━━ Page extract ━━

After receiving over 20,000 comments from the public in May, June and July, the MBTA made changes to 85 of the 133 routes in its May draft proposal. 

Doug Johnson, project manager for the Bus Network Redesign, said that one of the main concerns his team heard regarded transfers between one bus service to another. Many frequent routes went from requiring no transfers, rides they call “one-seat rides,” to rides requiring transfers to other buses, or “two-seat rides.”

“Making a transfer is not a huge time penalty for most folks, but obviously there are many riders for whom making a transfer does create a barrier to using the system,” Johnson told the Daily. “For a lot of our senior riders, folks with disabilities or mobility impairments, transfers can be particularly difficult.”

Johnson recalled that Somerville and Medford were two of the communities that the project heard the most feedback from. Notable changes to routes impacting Medford and Somerville include the return of the 87 to its current route, which runs from Arlington to Lechmere.

━━━
━━ Record set ━━

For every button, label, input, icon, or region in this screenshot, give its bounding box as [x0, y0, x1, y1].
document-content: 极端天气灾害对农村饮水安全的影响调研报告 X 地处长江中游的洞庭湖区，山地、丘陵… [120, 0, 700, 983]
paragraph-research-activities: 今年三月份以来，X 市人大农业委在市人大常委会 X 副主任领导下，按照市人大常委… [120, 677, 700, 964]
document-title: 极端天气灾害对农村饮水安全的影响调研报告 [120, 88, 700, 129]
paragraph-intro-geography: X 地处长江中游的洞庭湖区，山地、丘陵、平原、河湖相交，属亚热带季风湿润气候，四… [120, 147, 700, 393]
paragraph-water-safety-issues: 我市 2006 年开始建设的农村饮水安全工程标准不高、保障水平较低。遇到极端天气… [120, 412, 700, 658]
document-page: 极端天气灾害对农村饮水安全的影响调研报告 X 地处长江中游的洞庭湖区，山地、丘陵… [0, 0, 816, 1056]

━━━

Activities |
(A) List every place name that appears in the article on the MBTA bus network redesign.
(B) Extend the article on the MBTA bus network redesign, picking up after its final sentence.

Results for the exercise |
(A) Somerville, Medford, Arlington, Lechmere

(B)
The May draft proposal had changed the route so that the 87 went to Sullivan Square from Arlington, but public feedback indicated that many riders currently use the route to get to Lechmere, so the change was reversed. 

At the Nov. 2 public meeting, Senior Director of Service Planning Melissa Dullea addressed some of the changes that were made based on community feedback. 

“Sometimes we've made route changes to better serve medical facilities or senior housing or other destinations at the request of municipalities and others,” Dullea said. “Sometimes we've added new routes back into the proposal, … [and] sometimes we've made frequency or span adjustments.”

The MBTA also modified the proposal for the 80 line.

“[The current 80] is pretty duplicative of the Green Line extension,” Johnson said. “However, [the GLX] doesn't go to West Medford or Arlington, so that final leg of the 80 was missing in our network. … We ended up modifying our proposal for the route 350, changing what it does slightly, renaming it to the 80 and also having it go from Arlington Center to Davis Square by way of Tufts.”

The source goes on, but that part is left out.